**EXTRACTED ENTRIES**.
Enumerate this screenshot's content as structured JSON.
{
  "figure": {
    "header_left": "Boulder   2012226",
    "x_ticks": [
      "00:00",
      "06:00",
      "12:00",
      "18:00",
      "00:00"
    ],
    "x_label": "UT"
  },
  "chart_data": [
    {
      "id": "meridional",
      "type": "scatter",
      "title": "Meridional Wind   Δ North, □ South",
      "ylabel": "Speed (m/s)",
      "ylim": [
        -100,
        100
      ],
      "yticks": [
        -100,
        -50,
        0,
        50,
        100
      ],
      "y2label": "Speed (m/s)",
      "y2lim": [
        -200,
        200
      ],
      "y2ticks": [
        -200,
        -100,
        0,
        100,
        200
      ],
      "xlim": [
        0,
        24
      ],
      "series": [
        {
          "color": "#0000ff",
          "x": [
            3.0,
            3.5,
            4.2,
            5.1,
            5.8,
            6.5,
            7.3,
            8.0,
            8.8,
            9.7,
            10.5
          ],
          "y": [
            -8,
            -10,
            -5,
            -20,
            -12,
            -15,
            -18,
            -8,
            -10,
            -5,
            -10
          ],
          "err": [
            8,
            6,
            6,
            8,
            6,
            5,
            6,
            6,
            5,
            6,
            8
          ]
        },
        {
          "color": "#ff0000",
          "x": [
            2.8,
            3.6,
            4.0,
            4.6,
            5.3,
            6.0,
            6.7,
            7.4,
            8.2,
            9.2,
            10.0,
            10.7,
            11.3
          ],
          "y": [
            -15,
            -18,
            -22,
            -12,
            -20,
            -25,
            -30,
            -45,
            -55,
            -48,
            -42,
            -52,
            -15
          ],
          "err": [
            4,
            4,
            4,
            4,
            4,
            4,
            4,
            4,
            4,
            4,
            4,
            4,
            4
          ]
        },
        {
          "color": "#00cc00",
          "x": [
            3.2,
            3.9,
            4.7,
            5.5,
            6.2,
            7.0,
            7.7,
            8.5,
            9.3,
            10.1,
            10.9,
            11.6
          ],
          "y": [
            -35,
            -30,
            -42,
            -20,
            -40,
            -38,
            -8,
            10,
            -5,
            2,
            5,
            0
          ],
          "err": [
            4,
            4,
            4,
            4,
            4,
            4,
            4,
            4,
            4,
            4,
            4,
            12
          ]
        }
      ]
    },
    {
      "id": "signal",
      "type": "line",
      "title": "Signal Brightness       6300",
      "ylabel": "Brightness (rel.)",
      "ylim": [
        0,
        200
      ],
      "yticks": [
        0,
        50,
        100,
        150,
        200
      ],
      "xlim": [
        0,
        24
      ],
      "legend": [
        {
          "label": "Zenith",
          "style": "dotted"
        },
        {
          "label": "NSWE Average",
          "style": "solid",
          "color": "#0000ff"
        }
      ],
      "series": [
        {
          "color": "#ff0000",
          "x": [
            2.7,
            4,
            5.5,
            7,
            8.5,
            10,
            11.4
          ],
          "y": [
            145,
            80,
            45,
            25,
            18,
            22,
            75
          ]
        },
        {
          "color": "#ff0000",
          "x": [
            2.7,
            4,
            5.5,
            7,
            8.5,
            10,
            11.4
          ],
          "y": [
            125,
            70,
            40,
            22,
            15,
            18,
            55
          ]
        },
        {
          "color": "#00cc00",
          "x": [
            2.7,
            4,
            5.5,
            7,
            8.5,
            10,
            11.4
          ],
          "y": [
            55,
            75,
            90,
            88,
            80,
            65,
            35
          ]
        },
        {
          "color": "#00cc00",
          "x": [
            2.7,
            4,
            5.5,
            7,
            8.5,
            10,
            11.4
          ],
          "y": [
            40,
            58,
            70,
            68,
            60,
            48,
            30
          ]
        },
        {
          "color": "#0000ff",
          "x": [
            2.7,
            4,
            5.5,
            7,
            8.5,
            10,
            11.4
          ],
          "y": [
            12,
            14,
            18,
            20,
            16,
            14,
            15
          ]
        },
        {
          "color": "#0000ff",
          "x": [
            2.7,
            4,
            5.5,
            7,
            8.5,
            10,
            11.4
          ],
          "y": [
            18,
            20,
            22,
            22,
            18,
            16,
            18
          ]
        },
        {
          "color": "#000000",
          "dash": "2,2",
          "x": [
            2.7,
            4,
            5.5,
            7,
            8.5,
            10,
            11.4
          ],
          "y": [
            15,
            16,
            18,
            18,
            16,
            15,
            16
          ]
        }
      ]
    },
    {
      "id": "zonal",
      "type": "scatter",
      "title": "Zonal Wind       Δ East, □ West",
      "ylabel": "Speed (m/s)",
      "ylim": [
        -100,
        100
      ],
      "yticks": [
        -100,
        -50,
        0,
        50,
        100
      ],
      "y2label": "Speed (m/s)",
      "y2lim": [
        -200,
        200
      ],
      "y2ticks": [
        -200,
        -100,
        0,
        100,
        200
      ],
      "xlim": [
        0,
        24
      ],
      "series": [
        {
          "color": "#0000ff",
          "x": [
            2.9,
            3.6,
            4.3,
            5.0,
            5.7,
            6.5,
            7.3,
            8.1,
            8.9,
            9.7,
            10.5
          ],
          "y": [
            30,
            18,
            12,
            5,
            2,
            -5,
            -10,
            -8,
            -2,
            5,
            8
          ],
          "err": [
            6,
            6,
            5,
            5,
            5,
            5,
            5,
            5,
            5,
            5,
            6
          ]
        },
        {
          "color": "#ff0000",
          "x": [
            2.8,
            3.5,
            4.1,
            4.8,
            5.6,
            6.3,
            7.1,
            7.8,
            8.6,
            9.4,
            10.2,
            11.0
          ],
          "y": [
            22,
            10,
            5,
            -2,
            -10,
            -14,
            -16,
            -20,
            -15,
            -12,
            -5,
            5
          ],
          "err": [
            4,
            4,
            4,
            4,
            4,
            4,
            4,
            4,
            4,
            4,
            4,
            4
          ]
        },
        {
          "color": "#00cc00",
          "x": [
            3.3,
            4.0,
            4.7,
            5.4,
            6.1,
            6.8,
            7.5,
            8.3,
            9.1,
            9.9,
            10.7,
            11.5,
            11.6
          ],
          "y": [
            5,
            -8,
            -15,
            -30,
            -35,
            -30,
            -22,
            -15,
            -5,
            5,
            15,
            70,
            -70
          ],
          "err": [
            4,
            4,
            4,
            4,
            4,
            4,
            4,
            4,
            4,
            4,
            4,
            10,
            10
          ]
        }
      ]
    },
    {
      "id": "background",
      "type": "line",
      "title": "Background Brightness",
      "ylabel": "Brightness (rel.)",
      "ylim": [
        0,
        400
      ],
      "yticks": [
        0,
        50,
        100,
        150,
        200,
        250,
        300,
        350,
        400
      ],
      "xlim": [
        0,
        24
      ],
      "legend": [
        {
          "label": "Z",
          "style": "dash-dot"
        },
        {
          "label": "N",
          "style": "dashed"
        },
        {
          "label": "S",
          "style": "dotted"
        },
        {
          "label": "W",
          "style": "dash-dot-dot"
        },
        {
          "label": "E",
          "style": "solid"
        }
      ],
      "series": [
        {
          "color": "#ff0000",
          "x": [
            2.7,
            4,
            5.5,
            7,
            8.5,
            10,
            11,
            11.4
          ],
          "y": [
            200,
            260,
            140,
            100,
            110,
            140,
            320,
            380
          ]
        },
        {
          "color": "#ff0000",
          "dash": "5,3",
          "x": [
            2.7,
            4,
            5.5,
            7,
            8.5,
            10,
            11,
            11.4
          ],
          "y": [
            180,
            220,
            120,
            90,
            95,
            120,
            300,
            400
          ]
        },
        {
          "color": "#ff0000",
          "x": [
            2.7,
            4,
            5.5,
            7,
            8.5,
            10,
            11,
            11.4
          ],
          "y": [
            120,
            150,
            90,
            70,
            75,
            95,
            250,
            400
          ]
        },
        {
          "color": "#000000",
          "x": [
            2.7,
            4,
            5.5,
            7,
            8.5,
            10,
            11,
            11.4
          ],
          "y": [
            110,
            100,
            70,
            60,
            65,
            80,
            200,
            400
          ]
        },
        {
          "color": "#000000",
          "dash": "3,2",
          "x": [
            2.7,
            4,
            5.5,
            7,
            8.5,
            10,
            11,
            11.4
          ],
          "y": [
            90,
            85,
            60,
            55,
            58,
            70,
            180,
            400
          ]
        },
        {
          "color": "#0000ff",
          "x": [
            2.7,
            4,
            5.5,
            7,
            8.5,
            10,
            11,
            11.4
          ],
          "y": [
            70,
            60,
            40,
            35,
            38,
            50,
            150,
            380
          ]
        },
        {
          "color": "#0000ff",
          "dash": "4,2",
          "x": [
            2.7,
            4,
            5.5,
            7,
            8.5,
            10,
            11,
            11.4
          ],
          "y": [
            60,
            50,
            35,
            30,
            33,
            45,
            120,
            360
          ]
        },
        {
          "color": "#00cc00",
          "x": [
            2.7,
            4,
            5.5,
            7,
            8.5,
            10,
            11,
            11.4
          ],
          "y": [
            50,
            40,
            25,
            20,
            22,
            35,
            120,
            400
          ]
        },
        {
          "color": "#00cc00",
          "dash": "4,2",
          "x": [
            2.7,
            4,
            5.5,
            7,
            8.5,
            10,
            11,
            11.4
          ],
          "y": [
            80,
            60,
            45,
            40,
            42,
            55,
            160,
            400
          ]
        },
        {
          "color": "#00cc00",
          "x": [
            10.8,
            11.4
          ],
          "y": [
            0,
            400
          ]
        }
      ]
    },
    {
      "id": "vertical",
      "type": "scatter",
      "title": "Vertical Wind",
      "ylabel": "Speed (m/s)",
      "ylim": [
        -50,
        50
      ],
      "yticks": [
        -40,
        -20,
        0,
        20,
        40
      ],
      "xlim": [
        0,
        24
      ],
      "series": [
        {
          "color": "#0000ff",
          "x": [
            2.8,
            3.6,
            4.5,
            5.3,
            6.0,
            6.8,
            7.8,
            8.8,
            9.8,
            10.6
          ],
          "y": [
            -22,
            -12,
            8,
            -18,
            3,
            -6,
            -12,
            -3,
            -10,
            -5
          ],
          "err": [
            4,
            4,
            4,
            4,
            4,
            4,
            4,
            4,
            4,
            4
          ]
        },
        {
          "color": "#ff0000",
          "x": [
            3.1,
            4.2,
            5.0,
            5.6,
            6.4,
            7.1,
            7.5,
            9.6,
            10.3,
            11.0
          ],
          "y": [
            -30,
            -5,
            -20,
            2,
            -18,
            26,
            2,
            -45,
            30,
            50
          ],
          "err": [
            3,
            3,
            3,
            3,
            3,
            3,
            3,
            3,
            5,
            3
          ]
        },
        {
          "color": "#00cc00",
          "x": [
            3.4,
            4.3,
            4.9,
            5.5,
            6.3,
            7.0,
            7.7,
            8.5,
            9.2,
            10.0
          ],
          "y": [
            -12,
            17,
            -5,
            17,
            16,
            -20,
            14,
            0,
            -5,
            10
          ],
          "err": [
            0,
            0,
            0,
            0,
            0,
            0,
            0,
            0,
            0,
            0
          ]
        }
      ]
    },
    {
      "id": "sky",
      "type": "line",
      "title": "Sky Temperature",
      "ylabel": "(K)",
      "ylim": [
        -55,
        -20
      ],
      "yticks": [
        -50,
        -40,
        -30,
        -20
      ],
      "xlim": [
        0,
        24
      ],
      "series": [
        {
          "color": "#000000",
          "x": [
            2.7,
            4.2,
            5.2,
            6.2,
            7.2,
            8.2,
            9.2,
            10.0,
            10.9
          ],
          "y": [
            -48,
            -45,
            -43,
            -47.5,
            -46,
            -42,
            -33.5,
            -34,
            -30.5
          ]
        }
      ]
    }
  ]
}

**TO DO**. For each line of the listing that holds the word "style", show that line.

**EXPECTED ANSWER**.
          "style": "dotted"
          "style": "solid",
          "style": "dash-dot"
          "style": "dashed"
          "style": "dotted"
          "style": "dash-dot-dot"
          "style": "solid"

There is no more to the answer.